# Instructions for the task
You are to retype all of the data exactly as it appears.

Recorded data:
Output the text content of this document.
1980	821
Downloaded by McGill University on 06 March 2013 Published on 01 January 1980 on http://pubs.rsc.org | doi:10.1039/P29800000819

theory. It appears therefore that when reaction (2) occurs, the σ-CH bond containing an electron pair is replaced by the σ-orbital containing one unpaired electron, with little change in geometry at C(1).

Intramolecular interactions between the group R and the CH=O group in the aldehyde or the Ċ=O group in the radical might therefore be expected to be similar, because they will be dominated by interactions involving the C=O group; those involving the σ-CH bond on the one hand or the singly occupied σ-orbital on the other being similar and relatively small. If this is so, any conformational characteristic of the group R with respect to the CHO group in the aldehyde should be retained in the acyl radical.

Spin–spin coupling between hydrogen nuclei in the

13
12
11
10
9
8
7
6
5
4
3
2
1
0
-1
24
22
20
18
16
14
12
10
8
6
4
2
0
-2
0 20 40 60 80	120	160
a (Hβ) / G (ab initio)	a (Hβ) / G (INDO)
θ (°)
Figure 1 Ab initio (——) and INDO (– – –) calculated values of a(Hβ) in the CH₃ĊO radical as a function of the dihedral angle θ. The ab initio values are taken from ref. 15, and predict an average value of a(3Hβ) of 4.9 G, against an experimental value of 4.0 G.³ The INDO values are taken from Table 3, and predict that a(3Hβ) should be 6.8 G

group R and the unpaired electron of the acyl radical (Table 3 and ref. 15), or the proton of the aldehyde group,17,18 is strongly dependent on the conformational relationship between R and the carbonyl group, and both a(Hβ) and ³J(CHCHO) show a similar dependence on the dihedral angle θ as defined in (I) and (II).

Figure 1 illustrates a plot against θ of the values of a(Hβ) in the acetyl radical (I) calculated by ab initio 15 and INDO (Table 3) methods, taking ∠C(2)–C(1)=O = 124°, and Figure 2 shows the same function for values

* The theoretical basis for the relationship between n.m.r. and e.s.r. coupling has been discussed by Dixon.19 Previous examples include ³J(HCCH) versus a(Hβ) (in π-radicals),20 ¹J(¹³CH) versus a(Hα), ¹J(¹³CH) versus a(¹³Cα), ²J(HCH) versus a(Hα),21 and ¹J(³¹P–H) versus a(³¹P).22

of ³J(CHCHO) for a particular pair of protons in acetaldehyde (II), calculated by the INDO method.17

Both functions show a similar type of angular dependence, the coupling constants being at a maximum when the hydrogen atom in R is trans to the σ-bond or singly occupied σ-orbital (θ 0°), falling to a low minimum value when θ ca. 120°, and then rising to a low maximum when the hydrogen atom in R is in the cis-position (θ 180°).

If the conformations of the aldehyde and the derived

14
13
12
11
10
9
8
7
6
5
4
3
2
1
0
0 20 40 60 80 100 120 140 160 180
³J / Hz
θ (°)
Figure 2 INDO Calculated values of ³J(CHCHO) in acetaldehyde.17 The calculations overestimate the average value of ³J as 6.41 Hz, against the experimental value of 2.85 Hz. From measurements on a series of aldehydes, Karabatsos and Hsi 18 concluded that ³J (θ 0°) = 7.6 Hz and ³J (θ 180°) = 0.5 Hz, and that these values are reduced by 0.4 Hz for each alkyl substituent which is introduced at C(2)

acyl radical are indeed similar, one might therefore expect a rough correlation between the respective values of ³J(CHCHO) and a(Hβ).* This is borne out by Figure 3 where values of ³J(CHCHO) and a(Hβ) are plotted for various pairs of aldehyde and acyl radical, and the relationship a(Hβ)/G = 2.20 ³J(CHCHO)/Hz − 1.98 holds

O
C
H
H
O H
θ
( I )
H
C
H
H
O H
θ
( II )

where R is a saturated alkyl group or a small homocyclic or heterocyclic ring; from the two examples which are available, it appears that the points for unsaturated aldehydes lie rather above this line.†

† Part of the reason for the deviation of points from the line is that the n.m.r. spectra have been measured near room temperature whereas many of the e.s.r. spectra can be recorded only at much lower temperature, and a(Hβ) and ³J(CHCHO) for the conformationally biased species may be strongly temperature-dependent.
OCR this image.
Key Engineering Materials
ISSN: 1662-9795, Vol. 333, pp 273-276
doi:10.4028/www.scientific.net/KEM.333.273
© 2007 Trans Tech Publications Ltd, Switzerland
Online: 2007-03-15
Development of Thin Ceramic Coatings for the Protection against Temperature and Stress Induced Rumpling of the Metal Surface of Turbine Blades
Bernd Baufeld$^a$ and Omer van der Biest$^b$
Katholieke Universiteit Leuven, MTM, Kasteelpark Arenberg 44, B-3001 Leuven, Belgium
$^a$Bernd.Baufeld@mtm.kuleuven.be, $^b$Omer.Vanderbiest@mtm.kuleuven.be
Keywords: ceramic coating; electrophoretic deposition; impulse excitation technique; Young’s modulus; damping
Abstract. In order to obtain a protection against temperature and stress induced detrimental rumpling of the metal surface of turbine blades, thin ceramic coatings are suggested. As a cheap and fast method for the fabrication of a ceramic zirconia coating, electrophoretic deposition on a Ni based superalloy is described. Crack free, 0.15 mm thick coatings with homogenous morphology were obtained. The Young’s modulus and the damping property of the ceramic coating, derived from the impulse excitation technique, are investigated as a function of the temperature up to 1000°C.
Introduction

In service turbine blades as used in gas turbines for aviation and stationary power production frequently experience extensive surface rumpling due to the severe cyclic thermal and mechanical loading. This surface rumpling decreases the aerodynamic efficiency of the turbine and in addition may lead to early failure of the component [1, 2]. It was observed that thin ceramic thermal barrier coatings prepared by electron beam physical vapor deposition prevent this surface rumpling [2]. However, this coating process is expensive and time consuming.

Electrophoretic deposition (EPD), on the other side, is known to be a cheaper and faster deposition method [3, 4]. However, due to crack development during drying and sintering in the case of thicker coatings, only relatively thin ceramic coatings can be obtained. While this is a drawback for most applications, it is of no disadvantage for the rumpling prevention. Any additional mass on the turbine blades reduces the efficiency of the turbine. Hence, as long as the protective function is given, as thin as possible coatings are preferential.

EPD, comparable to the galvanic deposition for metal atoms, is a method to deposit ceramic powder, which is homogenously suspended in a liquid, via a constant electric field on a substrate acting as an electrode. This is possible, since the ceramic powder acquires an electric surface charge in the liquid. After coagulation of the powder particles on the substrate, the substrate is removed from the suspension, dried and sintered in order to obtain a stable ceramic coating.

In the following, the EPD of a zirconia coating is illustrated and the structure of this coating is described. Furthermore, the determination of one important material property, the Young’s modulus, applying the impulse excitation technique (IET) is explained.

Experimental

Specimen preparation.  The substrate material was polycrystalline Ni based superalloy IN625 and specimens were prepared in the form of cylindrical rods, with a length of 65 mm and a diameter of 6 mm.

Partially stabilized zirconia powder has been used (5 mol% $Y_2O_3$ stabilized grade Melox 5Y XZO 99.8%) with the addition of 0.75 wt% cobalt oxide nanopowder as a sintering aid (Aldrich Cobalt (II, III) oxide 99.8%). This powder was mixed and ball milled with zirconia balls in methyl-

# Response to this task
Output the text content of this document.
1980	821
Downloaded by McGill University on 06 March 2013 Published on 01 January 1980 on http://pubs.rsc.org | doi:10.1039/P29800000819

theory. It appears therefore that when reaction (2) occurs, the σ-CH bond containing an electron pair is replaced by the σ-orbital containing one unpaired electron, with little change in geometry at C(1).

Intramolecular interactions between the group R and the CH=O group in the aldehyde or the Ċ=O group in the radical might therefore be expected to be similar, because they will be dominated by interactions involving the C=O group; those involving the σ-CH bond on the one hand or the singly occupied σ-orbital on the other being similar and relatively small. If this is so, any conformational characteristic of the group R with respect to the CHO group in the aldehyde should be retained in the acyl radical.

Spin–spin coupling between hydrogen nuclei in the

13
12
11
10
9
8
7
6
5
4
3
2
1
0
-1
24
22
20
18
16
14
12
10
8
6
4
2
0
-2
0 20 40 60 80	120	160
a (Hβ) / G (ab initio)	a (Hβ) / G (INDO)
θ (°)
Figure 1 Ab initio (——) and INDO (– – –) calculated values of a(Hβ) in the CH₃ĊO radical as a function of the dihedral angle θ. The ab initio values are taken from ref. 15, and predict an average value of a(3Hβ) of 4.9 G, against an experimental value of 4.0 G.³ The INDO values are taken from Table 3, and predict that a(3Hβ) should be 6.8 G

group R and the unpaired electron of the acyl radical (Table 3 and ref. 15), or the proton of the aldehyde group,17,18 is strongly dependent on the conformational relationship between R and the carbonyl group, and both a(Hβ) and ³J(CHCHO) show a similar dependence on the dihedral angle θ as defined in (I) and (II).

Figure 1 illustrates a plot against θ of the values of a(Hβ) in the acetyl radical (I) calculated by ab initio 15 and INDO (Table 3) methods, taking ∠C(2)–C(1)=O = 124°, and Figure 2 shows the same function for values

* The theoretical basis for the relationship between n.m.r. and e.s.r. coupling has been discussed by Dixon.19 Previous examples include ³J(HCCH) versus a(Hβ) (in π-radicals),20 ¹J(¹³CH) versus a(Hα), ¹J(¹³CH) versus a(¹³Cα), ²J(HCH) versus a(Hα),21 and ¹J(³¹P–H) versus a(³¹P).22

of ³J(CHCHO) for a particular pair of protons in acetaldehyde (II), calculated by the INDO method.17

Both functions show a similar type of angular dependence, the coupling constants being at a maximum when the hydrogen atom in R is trans to the σ-bond or singly occupied σ-orbital (θ 0°), falling to a low minimum value when θ ca. 120°, and then rising to a low maximum when the hydrogen atom in R is in the cis-position (θ 180°).

If the conformations of the aldehyde and the derived

14
13
12
11
10
9
8
7
6
5
4
3
2
1
0
0 20 40 60 80 100 120 140 160 180
³J / Hz
θ (°)
Figure 2 INDO Calculated values of ³J(CHCHO) in acetaldehyde.17 The calculations overestimate the average value of ³J as 6.41 Hz, against the experimental value of 2.85 Hz. From measurements on a series of aldehydes, Karabatsos and Hsi 18 concluded that ³J (θ 0°) = 7.6 Hz and ³J (θ 180°) = 0.5 Hz, and that these values are reduced by 0.4 Hz for each alkyl substituent which is introduced at C(2)

acyl radical are indeed similar, one might therefore expect a rough correlation between the respective values of ³J(CHCHO) and a(Hβ).* This is borne out by Figure 3 where values of ³J(CHCHO) and a(Hβ) are plotted for various pairs of aldehyde and acyl radical, and the relationship a(Hβ)/G = 2.20 ³J(CHCHO)/Hz − 1.98 holds

O
C
H
H
O H
θ
( I )
H
C
H
H
O H
θ
( II )

where R is a saturated alkyl group or a small homocyclic or heterocyclic ring; from the two examples which are available, it appears that the points for unsaturated aldehydes lie rather above this line.†

† Part of the reason for the deviation of points from the line is that the n.m.r. spectra have been measured near room temperature whereas many of the e.s.r. spectra can be recorded only at much lower temperature, and a(Hβ) and ³J(CHCHO) for the conformationally biased species may be strongly temperature-dependent.
OCR this image.
Key Engineering Materials
ISSN: 1662-9795, Vol. 333, pp 273-276
doi:10.4028/www.scientific.net/KEM.333.273
© 2007 Trans Tech Publications Ltd, Switzerland
Online: 2007-03-15
Development of Thin Ceramic Coatings for the Protection against Temperature and Stress Induced Rumpling of the Metal Surface of Turbine Blades
Bernd Baufeld$^a$ and Omer van der Biest$^b$
Katholieke Universiteit Leuven, MTM, Kasteelpark Arenberg 44, B-3001 Leuven, Belgium
$^a$Bernd.Baufeld@mtm.kuleuven.be, $^b$Omer.Vanderbiest@mtm.kuleuven.be
Keywords: ceramic coating; electrophoretic deposition; impulse excitation technique; Young’s modulus; damping
Abstract. In order to obtain a protection against temperature and stress induced detrimental rumpling of the metal surface of turbine blades, thin ceramic coatings are suggested. As a cheap and fast method for the fabrication of a ceramic zirconia coating, electrophoretic deposition on a Ni based superalloy is described. Crack free, 0.15 mm thick coatings with homogenous morphology were obtained. The Young’s modulus and the damping property of the ceramic coating, derived from the impulse excitation technique, are investigated as a function of the temperature up to 1000°C.
Introduction

In service turbine blades as used in gas turbines for aviation and stationary power production frequently experience extensive surface rumpling due to the severe cyclic thermal and mechanical loading. This surface rumpling decreases the aerodynamic efficiency of the turbine and in addition may lead to early failure of the component [1, 2]. It was observed that thin ceramic thermal barrier coatings prepared by electron beam physical vapor deposition prevent this surface rumpling [2]. However, this coating process is expensive and time consuming.

Electrophoretic deposition (EPD), on the other side, is known to be a cheaper and faster deposition method [3, 4]. However, due to crack development during drying and sintering in the case of thicker coatings, only relatively thin ceramic coatings can be obtained. While this is a drawback for most applications, it is of no disadvantage for the rumpling prevention. Any additional mass on the turbine blades reduces the efficiency of the turbine. Hence, as long as the protective function is given, as thin as possible coatings are preferential.

EPD, comparable to the galvanic deposition for metal atoms, is a method to deposit ceramic powder, which is homogenously suspended in a liquid, via a constant electric field on a substrate acting as an electrode. This is possible, since the ceramic powder acquires an electric surface charge in the liquid. After coagulation of the powder particles on the substrate, the substrate is removed from the suspension, dried and sintered in order to obtain a stable ceramic coating.

In the following, the EPD of a zirconia coating is illustrated and the structure of this coating is described. Furthermore, the determination of one important material property, the Young’s modulus, applying the impulse excitation technique (IET) is explained.

Experimental

Specimen preparation.  The substrate material was polycrystalline Ni based superalloy IN625 and specimens were prepared in the form of cylindrical rods, with a length of 65 mm and a diameter of 6 mm.

Partially stabilized zirconia powder has been used (5 mol% $Y_2O_3$ stabilized grade Melox 5Y XZO 99.8%) with the addition of 0.75 wt% cobalt oxide nanopowder as a sintering aid (Aldrich Cobalt (II, III) oxide 99.8%). This powder was mixed and ball milled with zirconia balls in methyl-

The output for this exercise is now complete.